(Collected data)

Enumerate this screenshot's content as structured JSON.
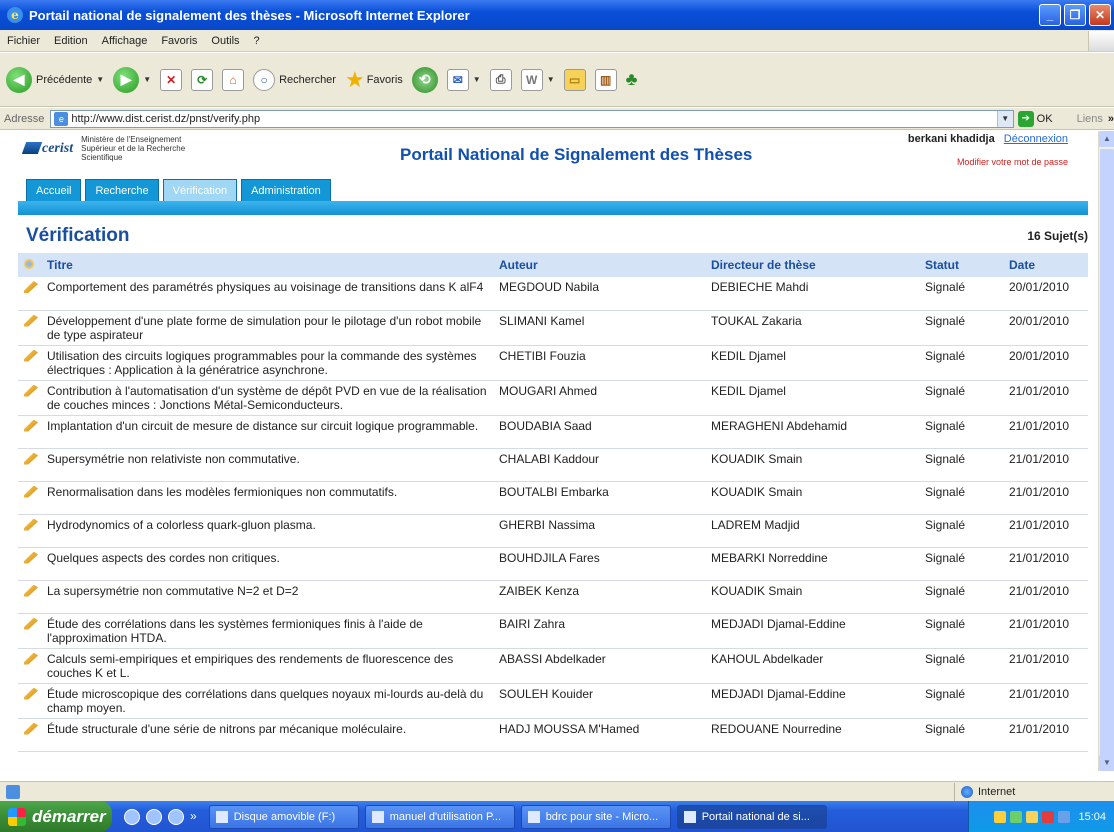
{
  "window": {
    "title": "Portail national de signalement des thèses - Microsoft Internet Explorer"
  },
  "menu": [
    "Fichier",
    "Edition",
    "Affichage",
    "Favoris",
    "Outils",
    "?"
  ],
  "toolbar": {
    "back_label": "Précédente",
    "search_label": "Rechercher",
    "favorites_label": "Favoris"
  },
  "address": {
    "label": "Adresse",
    "url": "http://www.dist.cerist.dz/pnst/verify.php",
    "go_label": "OK",
    "links_label": "Liens"
  },
  "header": {
    "logo_text": "cerist",
    "ministry": [
      "Ministère de l'Enseignement",
      "Supérieur et de la Recherche",
      "Scientifique"
    ],
    "site_title": "Portail National de Signalement des Thèses",
    "user_name": "berkani khadidja",
    "logout_label": "Déconnexion",
    "change_password_label": "Modifier votre mot de passe"
  },
  "tabs": [
    {
      "label": "Accueil",
      "active": false
    },
    {
      "label": "Recherche",
      "active": false
    },
    {
      "label": "Vérification",
      "active": true
    },
    {
      "label": "Administration",
      "active": false
    }
  ],
  "page": {
    "title": "Vérification",
    "count": "16 Sujet(s)"
  },
  "table": {
    "columns": [
      "Titre",
      "Auteur",
      "Directeur de thèse",
      "Statut",
      "Date"
    ],
    "rows": [
      {
        "title": "Comportement des paramétrés physiques au voisinage de transitions dans K alF4",
        "author": "MEGDOUD Nabila",
        "director": "DEBIECHE Mahdi",
        "status": "Signalé",
        "date": "20/01/2010"
      },
      {
        "title": "Développement d'une plate forme de simulation pour le pilotage d'un robot mobile de type aspirateur",
        "author": "SLIMANI Kamel",
        "director": "TOUKAL Zakaria",
        "status": "Signalé",
        "date": "20/01/2010"
      },
      {
        "title": "Utilisation des circuits logiques programmables pour la commande des systèmes électriques : Application à la génératrice asynchrone.",
        "author": "CHETIBI Fouzia",
        "director": "KEDIL Djamel",
        "status": "Signalé",
        "date": "20/01/2010"
      },
      {
        "title": "Contribution à l'automatisation d'un système de dépôt PVD en vue de la réalisation de couches minces : Jonctions Métal-Semiconducteurs.",
        "author": "MOUGARI Ahmed",
        "director": "KEDIL Djamel",
        "status": "Signalé",
        "date": "21/01/2010"
      },
      {
        "title": "Implantation d'un circuit de mesure de distance sur circuit logique programmable.",
        "author": "BOUDABIA Saad",
        "director": "MERAGHENI Abdehamid",
        "status": "Signalé",
        "date": "21/01/2010"
      },
      {
        "title": "Supersymétrie non relativiste non commutative.",
        "author": "CHALABI Kaddour",
        "director": "KOUADIK Smain",
        "status": "Signalé",
        "date": "21/01/2010"
      },
      {
        "title": "Renormalisation dans les modèles fermioniques non commutatifs.",
        "author": "BOUTALBI Embarka",
        "director": "KOUADIK Smain",
        "status": "Signalé",
        "date": "21/01/2010"
      },
      {
        "title": "Hydrodynomics of a colorless quark-gluon plasma.",
        "author": "GHERBI Nassima",
        "director": "LADREM Madjid",
        "status": "Signalé",
        "date": "21/01/2010"
      },
      {
        "title": "Quelques aspects des cordes non critiques.",
        "author": "BOUHDJILA Fares",
        "director": "MEBARKI Norreddine",
        "status": "Signalé",
        "date": "21/01/2010"
      },
      {
        "title": "La supersymétrie non commutative N=2 et D=2",
        "author": "ZAIBEK Kenza",
        "director": "KOUADIK Smain",
        "status": "Signalé",
        "date": "21/01/2010"
      },
      {
        "title": "Étude des corrélations dans les systèmes fermioniques finis à l'aide de l'approximation HTDA.",
        "author": "BAIRI Zahra",
        "director": "MEDJADI Djamal-Eddine",
        "status": "Signalé",
        "date": "21/01/2010"
      },
      {
        "title": "Calculs semi-empiriques et empiriques des rendements de fluorescence des couches K et L.",
        "author": "ABASSI Abdelkader",
        "director": "KAHOUL Abdelkader",
        "status": "Signalé",
        "date": "21/01/2010"
      },
      {
        "title": "Étude microscopique des corrélations dans quelques noyaux mi-lourds au-delà du champ moyen.",
        "author": "SOULEH Kouider",
        "director": "MEDJADI Djamal-Eddine",
        "status": "Signalé",
        "date": "21/01/2010"
      },
      {
        "title": "Étude structurale d'une série de nitrons par mécanique moléculaire.",
        "author": "HADJ MOUSSA M'Hamed",
        "director": "REDOUANE Nourredine",
        "status": "Signalé",
        "date": "21/01/2010"
      }
    ]
  },
  "statusbar": {
    "zone": "Internet"
  },
  "taskbar": {
    "start_label": "démarrer",
    "tasks": [
      {
        "label": "Disque amovible (F:)",
        "active": false
      },
      {
        "label": "manuel d'utilisation P...",
        "active": false
      },
      {
        "label": "bdrc pour site - Micro...",
        "active": false
      },
      {
        "label": "Portail national de si...",
        "active": true
      }
    ],
    "clock": "15:04"
  }
}
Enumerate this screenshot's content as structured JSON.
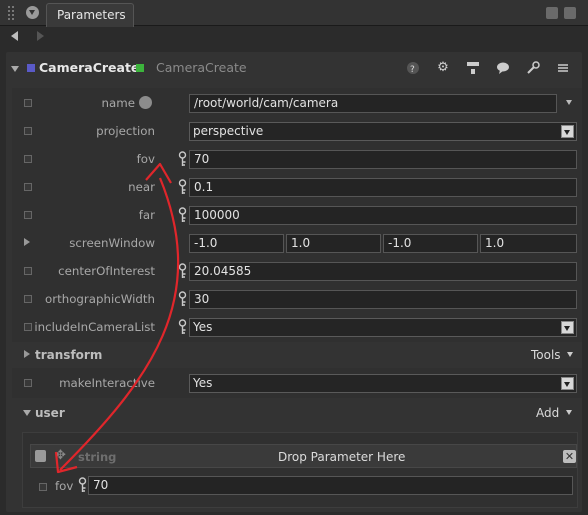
{
  "tab": {
    "title": "Parameters"
  },
  "node": {
    "name": "CameraCreate",
    "type": "CameraCreate"
  },
  "colors": {
    "accent_square": "#5a5ac8",
    "status_square": "#3cb43c",
    "annotation": "#e0262b"
  },
  "header_icons": [
    "help-icon",
    "gear-icon",
    "network-icon",
    "comment-icon",
    "wrench-icon",
    "menu-icon"
  ],
  "params": {
    "name": {
      "label": "name",
      "value": "/root/world/cam/camera"
    },
    "projection": {
      "label": "projection",
      "value": "perspective"
    },
    "fov": {
      "label": "fov",
      "value": "70"
    },
    "near": {
      "label": "near",
      "value": "0.1"
    },
    "far": {
      "label": "far",
      "value": "100000"
    },
    "screenWindow": {
      "label": "screenWindow",
      "values": [
        "-1.0",
        "1.0",
        "-1.0",
        "1.0"
      ]
    },
    "centerOfInterest": {
      "label": "centerOfInterest",
      "value": "20.04585"
    },
    "orthographicWidth": {
      "label": "orthographicWidth",
      "value": "30"
    },
    "includeInCameraList": {
      "label": "includeInCameraList",
      "value": "Yes"
    }
  },
  "transform": {
    "title": "transform",
    "tools_label": "Tools"
  },
  "makeInteractive": {
    "label": "makeInteractive",
    "value": "Yes"
  },
  "user": {
    "title": "user",
    "add_label": "Add",
    "drop_type": "string",
    "drop_label": "Drop Parameter Here",
    "fov_label": "fov",
    "fov_value": "70"
  }
}
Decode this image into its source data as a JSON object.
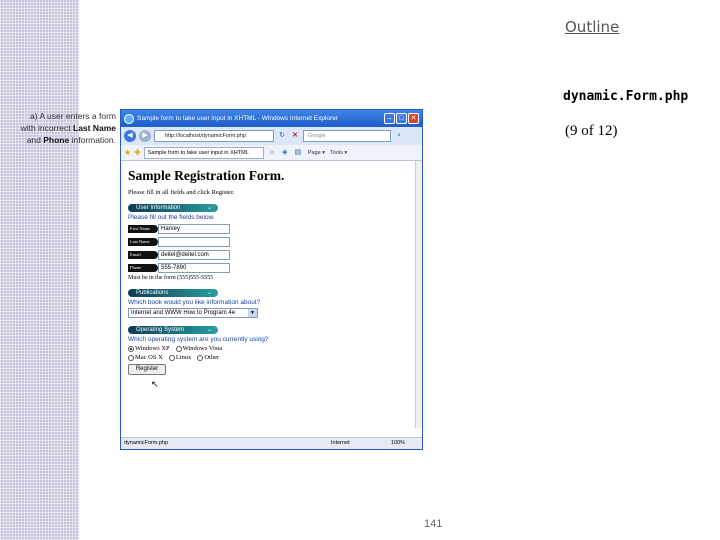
{
  "slide": {
    "outline_link": "Outline",
    "file_name": "dynamic.Form.php",
    "counter": "(9 of 12)",
    "caption_part1": "a) A user enters a form with incorrect ",
    "caption_bold1": "Last Name",
    "caption_part2": " and ",
    "caption_bold2": "Phone",
    "caption_part3": " information.",
    "page_number": "141"
  },
  "browser": {
    "title": "Sample form to take user input in XHTML - Windows Internet Explorer",
    "address": "http://localhost/dynamicForm.php",
    "search_placeholder": "Google",
    "tab_label": "Sample form to take user input in XHTML",
    "commands": [
      "Page ▾",
      "Tools ▾"
    ],
    "status_left": "dynamicForm.php",
    "status_zone": "Internet",
    "status_zoom": "100%"
  },
  "form": {
    "heading": "Sample Registration Form.",
    "intro": "Please fill in all fields and click Register.",
    "user_section": "User Information",
    "user_subhead": "Please fill out the fields below.",
    "fields": [
      {
        "label": "First Name",
        "value": "Harvey"
      },
      {
        "label": "Last Name",
        "value": ""
      },
      {
        "label": "Email",
        "value": "deitel@deitel.com"
      },
      {
        "label": "Phone",
        "value": "555-7890"
      }
    ],
    "phone_hint": "Must be in the form (555)555-5555",
    "pub_section": "Publications",
    "pub_subhead": "Which book would you like information about?",
    "pub_selected": "Internet and WWW How to Program 4e",
    "os_section": "Operating System",
    "os_subhead": "Which operating system are you currently using?",
    "os_options": [
      "Windows XP",
      "Windows Vista",
      "Mac OS X",
      "Linux",
      "Other"
    ],
    "register_label": "Register"
  }
}
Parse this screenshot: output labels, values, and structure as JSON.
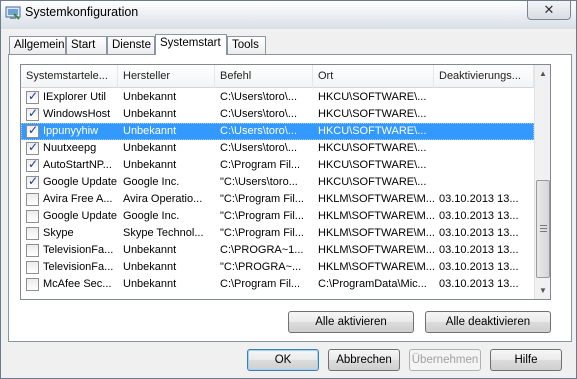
{
  "window": {
    "title": "Systemkonfiguration",
    "close_label": "✕"
  },
  "tabs": [
    {
      "label": "Allgemein",
      "active": false
    },
    {
      "label": "Start",
      "active": false
    },
    {
      "label": "Dienste",
      "active": false
    },
    {
      "label": "Systemstart",
      "active": true
    },
    {
      "label": "Tools",
      "active": false
    }
  ],
  "table": {
    "columns": [
      "Systemstartele...",
      "Hersteller",
      "Befehl",
      "Ort",
      "Deaktivierungs..."
    ],
    "rows": [
      {
        "checked": true,
        "item": "IExplorer Util",
        "maker": "Unbekannt",
        "command": "C:\\Users\\toro\\...",
        "location": "HKCU\\SOFTWARE\\...",
        "date": "",
        "selected": false
      },
      {
        "checked": true,
        "item": "WindowsHost",
        "maker": "Unbekannt",
        "command": "C:\\Users\\toro\\...",
        "location": "HKCU\\SOFTWARE\\...",
        "date": "",
        "selected": false
      },
      {
        "checked": true,
        "item": "Ippunyyhiw",
        "maker": "Unbekannt",
        "command": "C:\\Users\\toro\\...",
        "location": "HKCU\\SOFTWARE\\...",
        "date": "",
        "selected": true
      },
      {
        "checked": true,
        "item": "Nuutxeepg",
        "maker": "Unbekannt",
        "command": "C:\\Users\\toro\\...",
        "location": "HKCU\\SOFTWARE\\...",
        "date": "",
        "selected": false
      },
      {
        "checked": true,
        "item": "AutoStartNP...",
        "maker": "Unbekannt",
        "command": "C:\\Program Fil...",
        "location": "HKCU\\SOFTWARE\\...",
        "date": "",
        "selected": false
      },
      {
        "checked": true,
        "item": "Google Update",
        "maker": "Google Inc.",
        "command": "\"C:\\Users\\toro...",
        "location": "HKCU\\SOFTWARE\\...",
        "date": "",
        "selected": false
      },
      {
        "checked": false,
        "item": "Avira Free A...",
        "maker": "Avira Operatio...",
        "command": "\"C:\\Program Fil...",
        "location": "HKLM\\SOFTWARE\\M...",
        "date": "03.10.2013 13...",
        "selected": false
      },
      {
        "checked": false,
        "item": "Google Update",
        "maker": "Google Inc.",
        "command": "\"C:\\Program Fil...",
        "location": "HKLM\\SOFTWARE\\M...",
        "date": "03.10.2013 13...",
        "selected": false
      },
      {
        "checked": false,
        "item": "Skype",
        "maker": "Skype Technol...",
        "command": "\"C:\\Program Fil...",
        "location": "HKLM\\SOFTWARE\\M...",
        "date": "03.10.2013 13...",
        "selected": false
      },
      {
        "checked": false,
        "item": "TelevisionFa...",
        "maker": "Unbekannt",
        "command": "C:\\PROGRA~1...",
        "location": "HKLM\\SOFTWARE\\M...",
        "date": "03.10.2013 13...",
        "selected": false
      },
      {
        "checked": false,
        "item": "TelevisionFa...",
        "maker": "Unbekannt",
        "command": "\"C:\\PROGRA~...",
        "location": "HKLM\\SOFTWARE\\M...",
        "date": "03.10.2013 13...",
        "selected": false
      },
      {
        "checked": false,
        "item": "McAfee Sec...",
        "maker": "Unbekannt",
        "command": "C:\\Program Fil...",
        "location": "C:\\ProgramData\\Mic...",
        "date": "03.10.2013 13...",
        "selected": false
      }
    ]
  },
  "scrollbar": {
    "up": "▲",
    "down": "▼"
  },
  "buttons": {
    "enable_all": "Alle aktivieren",
    "disable_all": "Alle deaktivieren",
    "ok": "OK",
    "cancel": "Abbrechen",
    "apply": "Übernehmen",
    "help": "Hilfe"
  }
}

**GIVEN INSTRUCTION:** Copy out all lines that carry the word "centerOfInterest".

**CORRECT ANSWER:**
    "centerOfInterest": {
      "label": "centerOfInterest",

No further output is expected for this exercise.